■ Your instructions
Output the records exactly as they appear, with no pictures included.
▼
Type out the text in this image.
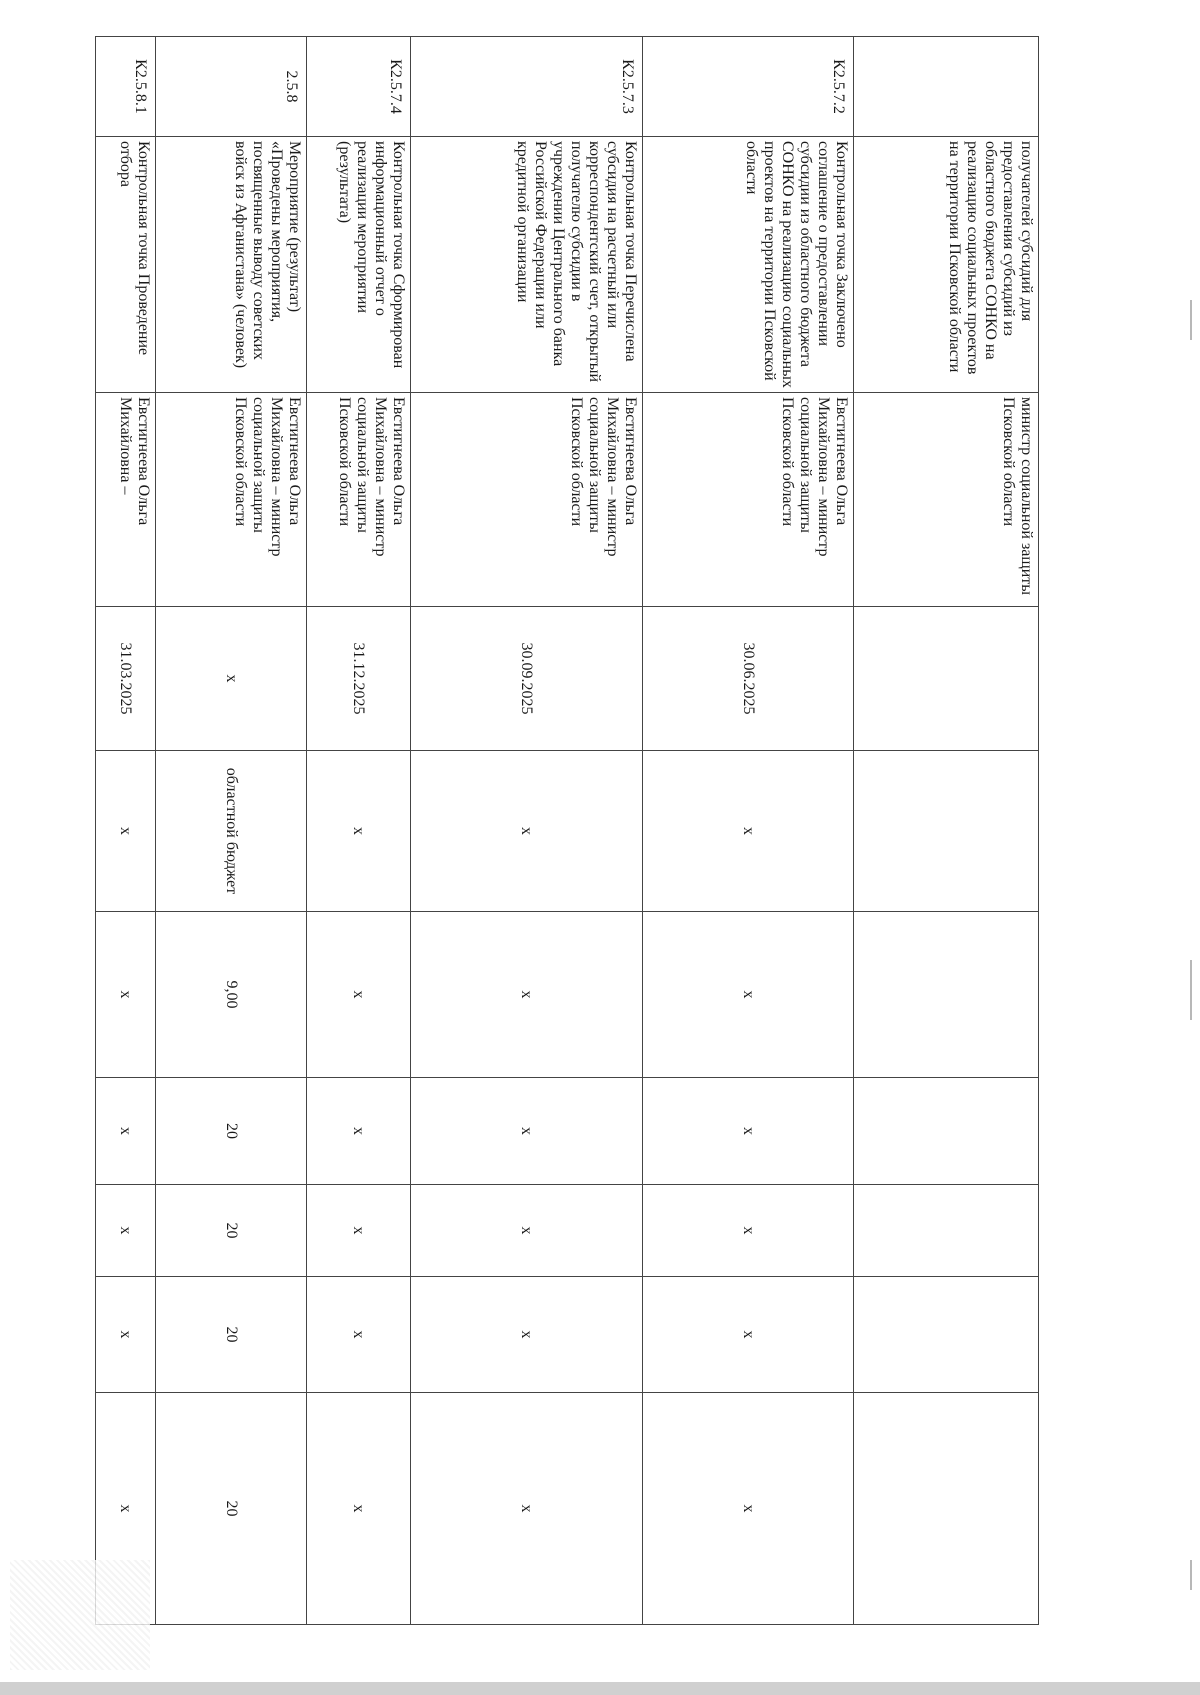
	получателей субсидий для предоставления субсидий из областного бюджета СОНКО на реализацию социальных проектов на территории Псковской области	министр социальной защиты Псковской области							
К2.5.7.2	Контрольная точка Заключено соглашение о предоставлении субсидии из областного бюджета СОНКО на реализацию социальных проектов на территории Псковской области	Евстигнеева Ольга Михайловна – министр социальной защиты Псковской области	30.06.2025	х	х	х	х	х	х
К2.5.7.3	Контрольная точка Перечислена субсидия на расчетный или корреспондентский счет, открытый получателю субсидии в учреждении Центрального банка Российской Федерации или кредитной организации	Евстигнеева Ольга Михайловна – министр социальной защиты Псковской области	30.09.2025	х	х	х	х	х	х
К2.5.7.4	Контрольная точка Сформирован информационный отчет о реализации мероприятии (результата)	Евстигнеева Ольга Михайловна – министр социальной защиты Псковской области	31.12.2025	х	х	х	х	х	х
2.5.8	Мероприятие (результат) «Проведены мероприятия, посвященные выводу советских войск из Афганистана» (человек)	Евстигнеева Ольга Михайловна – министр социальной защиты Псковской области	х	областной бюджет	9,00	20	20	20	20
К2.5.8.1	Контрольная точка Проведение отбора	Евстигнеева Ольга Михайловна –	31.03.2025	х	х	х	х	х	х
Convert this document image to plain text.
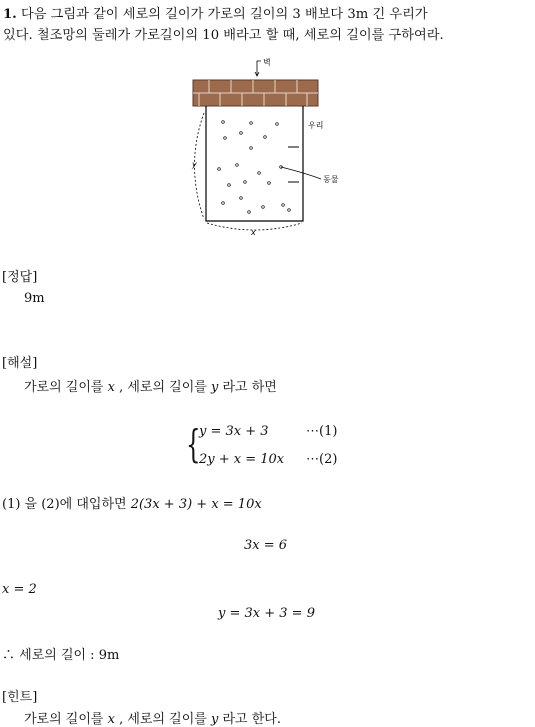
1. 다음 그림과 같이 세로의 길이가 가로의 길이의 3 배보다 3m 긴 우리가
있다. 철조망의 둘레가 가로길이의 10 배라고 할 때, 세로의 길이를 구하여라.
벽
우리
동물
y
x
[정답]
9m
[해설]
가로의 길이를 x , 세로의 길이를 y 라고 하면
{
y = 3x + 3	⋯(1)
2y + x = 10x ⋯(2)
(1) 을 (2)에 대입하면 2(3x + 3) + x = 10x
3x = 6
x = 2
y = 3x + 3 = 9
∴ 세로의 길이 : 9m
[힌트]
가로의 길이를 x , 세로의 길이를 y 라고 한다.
▲
■ Task solution
Type out the text in this image.
	получателей субсидий для предоставления субсидий из областного бюджета СОНКО на реализацию социальных проектов на территории Псковской области	министр социальной защиты Псковской области							
К2.5.7.2	Контрольная точка Заключено соглашение о предоставлении субсидии из областного бюджета СОНКО на реализацию социальных проектов на территории Псковской области	Евстигнеева Ольга Михайловна – министр социальной защиты Псковской области	30.06.2025	х	х	х	х	х	х
К2.5.7.3	Контрольная точка Перечислена субсидия на расчетный или корреспондентский счет, открытый получателю субсидии в учреждении Центрального банка Российской Федерации или кредитной организации	Евстигнеева Ольга Михайловна – министр социальной защиты Псковской области	30.09.2025	х	х	х	х	х	х
К2.5.7.4	Контрольная точка Сформирован информационный отчет о реализации мероприятии (результата)	Евстигнеева Ольга Михайловна – министр социальной защиты Псковской области	31.12.2025	х	х	х	х	х	х
2.5.8	Мероприятие (результат) «Проведены мероприятия, посвященные выводу советских войск из Афганистана» (человек)	Евстигнеева Ольга Михайловна – министр социальной защиты Псковской области	х	областной бюджет	9,00	20	20	20	20
К2.5.8.1	Контрольная точка Проведение отбора	Евстигнеева Ольга Михайловна –	31.03.2025	х	х	х	х	х	х
Convert this document image to plain text.
1. 다음 그림과 같이 세로의 길이가 가로의 길이의 3 배보다 3m 긴 우리가
있다. 철조망의 둘레가 가로길이의 10 배라고 할 때, 세로의 길이를 구하여라.
벽
우리
동물
y
x
[정답]
9m
[해설]
가로의 길이를 x , 세로의 길이를 y 라고 하면
{
y = 3x + 3	⋯(1)
2y + x = 10x ⋯(2)
(1) 을 (2)에 대입하면 2(3x + 3) + x = 10x
3x = 6
x = 2
y = 3x + 3 = 9
∴ 세로의 길이 : 9m
[힌트]
가로의 길이를 x , 세로의 길이를 y 라고 한다.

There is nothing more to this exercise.